### Task brief
Draw out every line with the word "Futur" from the listing below.

[Recorded data]
○ ○ ○ ○ ○

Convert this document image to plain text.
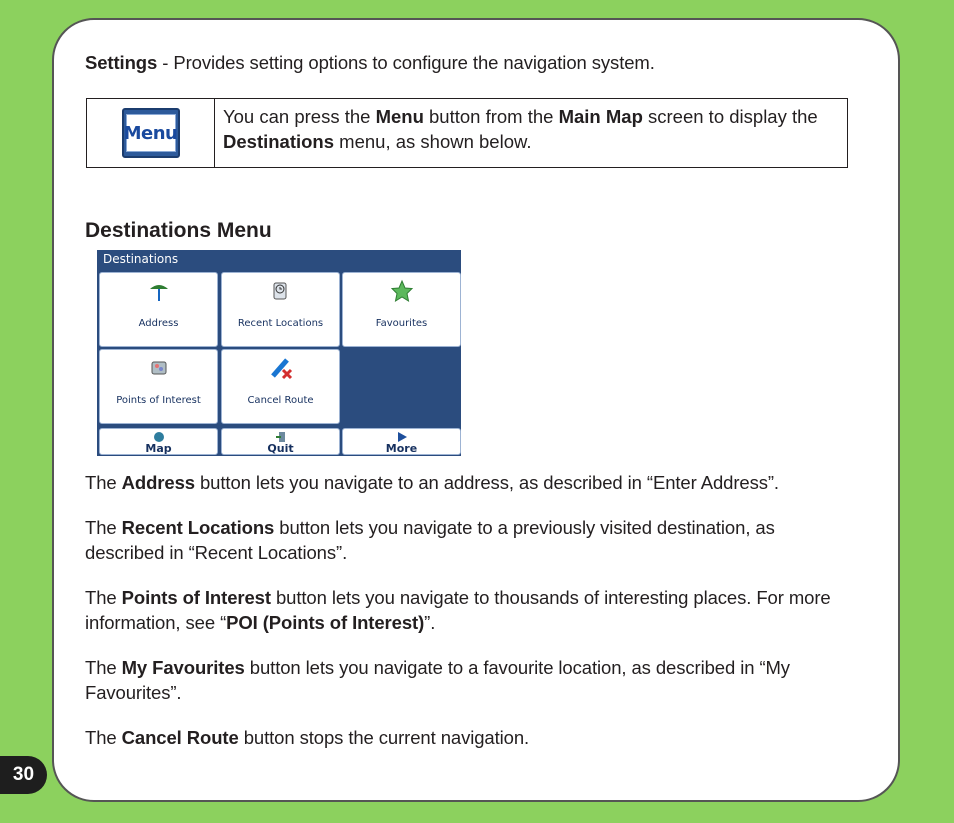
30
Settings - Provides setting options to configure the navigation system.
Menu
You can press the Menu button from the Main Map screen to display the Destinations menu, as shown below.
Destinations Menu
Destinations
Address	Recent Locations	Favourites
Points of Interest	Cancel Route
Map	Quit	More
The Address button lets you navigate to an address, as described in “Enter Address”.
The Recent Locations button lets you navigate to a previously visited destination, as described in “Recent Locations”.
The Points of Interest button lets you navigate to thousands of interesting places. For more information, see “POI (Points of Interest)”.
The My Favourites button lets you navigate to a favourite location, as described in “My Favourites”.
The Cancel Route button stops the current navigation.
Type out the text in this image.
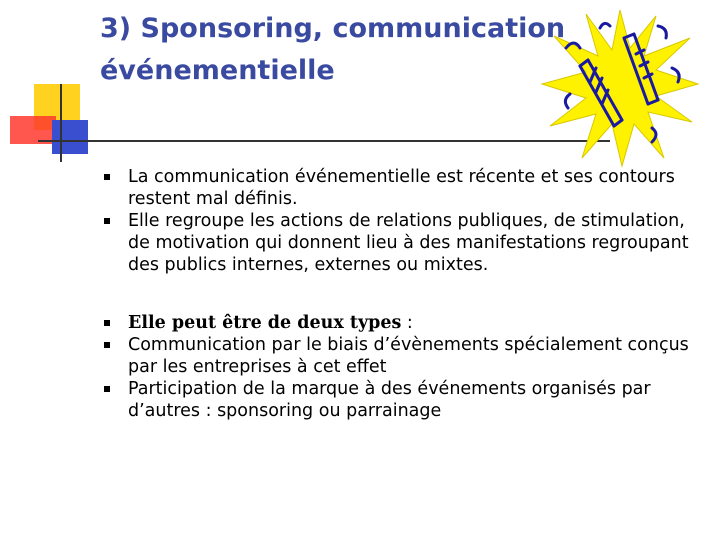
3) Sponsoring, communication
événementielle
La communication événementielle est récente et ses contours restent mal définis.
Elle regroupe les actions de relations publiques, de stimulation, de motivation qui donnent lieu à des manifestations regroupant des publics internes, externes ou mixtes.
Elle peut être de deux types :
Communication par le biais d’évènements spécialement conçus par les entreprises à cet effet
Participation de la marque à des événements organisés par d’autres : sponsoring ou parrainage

○ ○ ○ ○ ○

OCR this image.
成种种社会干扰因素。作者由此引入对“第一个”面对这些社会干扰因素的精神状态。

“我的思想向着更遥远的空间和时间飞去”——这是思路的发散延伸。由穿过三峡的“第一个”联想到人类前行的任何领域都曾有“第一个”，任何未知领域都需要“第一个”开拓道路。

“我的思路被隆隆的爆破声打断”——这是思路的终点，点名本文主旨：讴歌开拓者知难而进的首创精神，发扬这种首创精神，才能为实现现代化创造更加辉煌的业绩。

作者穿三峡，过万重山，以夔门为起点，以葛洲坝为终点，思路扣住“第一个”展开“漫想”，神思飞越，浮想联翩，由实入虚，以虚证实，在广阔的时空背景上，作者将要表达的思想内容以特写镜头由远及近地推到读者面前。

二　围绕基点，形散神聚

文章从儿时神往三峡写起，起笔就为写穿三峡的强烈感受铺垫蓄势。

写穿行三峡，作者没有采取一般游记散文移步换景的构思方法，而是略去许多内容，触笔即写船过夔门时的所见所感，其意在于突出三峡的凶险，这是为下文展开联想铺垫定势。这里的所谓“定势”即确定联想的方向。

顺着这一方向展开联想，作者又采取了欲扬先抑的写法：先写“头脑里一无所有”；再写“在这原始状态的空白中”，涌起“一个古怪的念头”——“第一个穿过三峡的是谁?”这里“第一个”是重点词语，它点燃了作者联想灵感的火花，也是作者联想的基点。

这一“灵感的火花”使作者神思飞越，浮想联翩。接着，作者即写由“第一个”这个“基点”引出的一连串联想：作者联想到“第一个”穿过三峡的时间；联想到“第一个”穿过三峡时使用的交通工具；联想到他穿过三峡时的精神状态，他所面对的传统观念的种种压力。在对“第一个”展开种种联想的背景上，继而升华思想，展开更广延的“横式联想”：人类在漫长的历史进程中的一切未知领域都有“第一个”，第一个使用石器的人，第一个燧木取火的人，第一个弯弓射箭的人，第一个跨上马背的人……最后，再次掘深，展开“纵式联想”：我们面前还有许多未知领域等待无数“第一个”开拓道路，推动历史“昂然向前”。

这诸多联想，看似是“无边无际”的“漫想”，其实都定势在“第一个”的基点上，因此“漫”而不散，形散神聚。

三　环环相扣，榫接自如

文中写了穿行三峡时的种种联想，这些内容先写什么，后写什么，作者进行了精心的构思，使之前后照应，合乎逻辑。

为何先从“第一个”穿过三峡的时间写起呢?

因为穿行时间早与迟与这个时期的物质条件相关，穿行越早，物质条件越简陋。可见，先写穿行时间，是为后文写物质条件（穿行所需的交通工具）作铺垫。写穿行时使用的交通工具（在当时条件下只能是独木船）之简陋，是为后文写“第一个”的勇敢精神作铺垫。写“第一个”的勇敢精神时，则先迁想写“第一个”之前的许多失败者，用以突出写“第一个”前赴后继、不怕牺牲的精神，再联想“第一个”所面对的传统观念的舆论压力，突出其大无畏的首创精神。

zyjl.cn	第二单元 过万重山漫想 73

○ ○ ○ ○ ○

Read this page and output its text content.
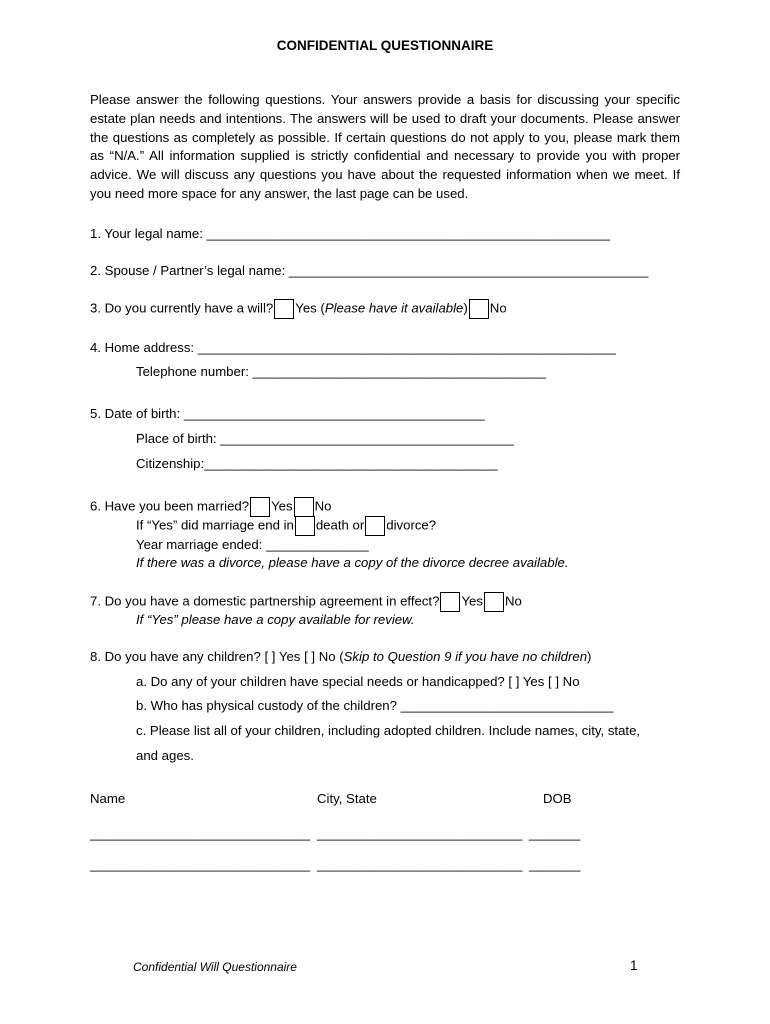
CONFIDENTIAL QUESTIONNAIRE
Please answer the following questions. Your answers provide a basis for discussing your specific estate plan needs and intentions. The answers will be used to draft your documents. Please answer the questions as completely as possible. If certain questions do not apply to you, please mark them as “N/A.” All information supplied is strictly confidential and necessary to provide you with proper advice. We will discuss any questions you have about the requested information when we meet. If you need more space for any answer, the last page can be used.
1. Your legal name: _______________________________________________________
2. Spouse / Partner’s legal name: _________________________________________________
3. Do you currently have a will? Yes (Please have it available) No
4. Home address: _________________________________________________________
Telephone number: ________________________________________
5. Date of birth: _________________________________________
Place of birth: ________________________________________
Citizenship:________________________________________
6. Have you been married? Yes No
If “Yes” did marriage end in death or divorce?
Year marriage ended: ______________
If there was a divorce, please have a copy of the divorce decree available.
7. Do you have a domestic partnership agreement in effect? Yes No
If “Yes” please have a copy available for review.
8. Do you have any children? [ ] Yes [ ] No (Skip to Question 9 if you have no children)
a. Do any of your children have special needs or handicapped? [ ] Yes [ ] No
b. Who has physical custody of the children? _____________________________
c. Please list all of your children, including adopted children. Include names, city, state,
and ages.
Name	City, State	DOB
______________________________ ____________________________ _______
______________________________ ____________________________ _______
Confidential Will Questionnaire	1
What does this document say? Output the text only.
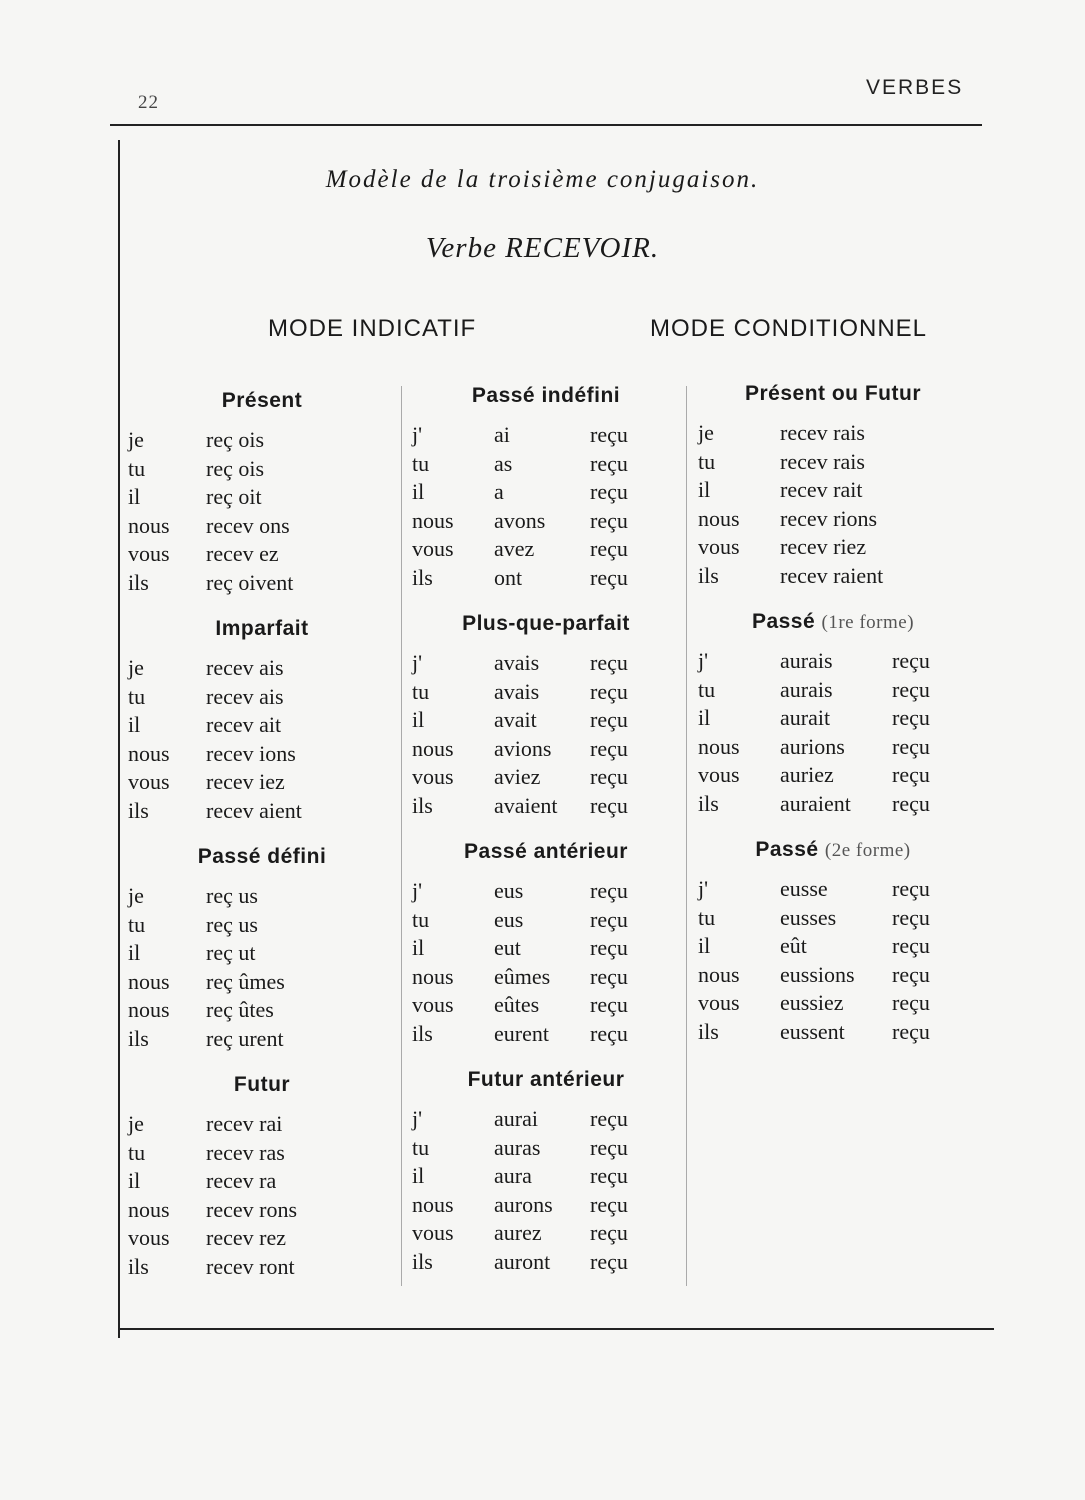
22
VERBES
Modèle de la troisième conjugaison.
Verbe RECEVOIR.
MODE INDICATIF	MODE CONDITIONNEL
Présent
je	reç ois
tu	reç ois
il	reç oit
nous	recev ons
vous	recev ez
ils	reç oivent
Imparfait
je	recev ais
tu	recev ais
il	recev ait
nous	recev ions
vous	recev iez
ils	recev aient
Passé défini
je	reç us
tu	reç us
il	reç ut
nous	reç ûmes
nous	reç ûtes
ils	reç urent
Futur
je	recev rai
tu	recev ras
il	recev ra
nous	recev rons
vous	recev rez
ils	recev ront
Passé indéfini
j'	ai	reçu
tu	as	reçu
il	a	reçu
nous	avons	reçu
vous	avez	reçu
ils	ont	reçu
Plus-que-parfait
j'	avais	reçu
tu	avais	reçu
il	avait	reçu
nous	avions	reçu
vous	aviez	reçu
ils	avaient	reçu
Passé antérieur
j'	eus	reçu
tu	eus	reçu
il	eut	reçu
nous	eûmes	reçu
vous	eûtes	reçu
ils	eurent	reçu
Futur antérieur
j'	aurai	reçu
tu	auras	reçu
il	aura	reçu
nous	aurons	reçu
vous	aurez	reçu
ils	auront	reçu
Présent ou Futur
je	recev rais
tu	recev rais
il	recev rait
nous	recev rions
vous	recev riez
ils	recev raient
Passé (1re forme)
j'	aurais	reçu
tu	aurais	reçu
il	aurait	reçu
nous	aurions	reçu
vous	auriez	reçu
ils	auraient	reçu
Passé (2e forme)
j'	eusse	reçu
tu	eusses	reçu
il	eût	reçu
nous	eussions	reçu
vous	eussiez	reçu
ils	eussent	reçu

○ ○ ○ ○ ○

### Solved exercise
Futur
Futur antérieur
Présent ou Futur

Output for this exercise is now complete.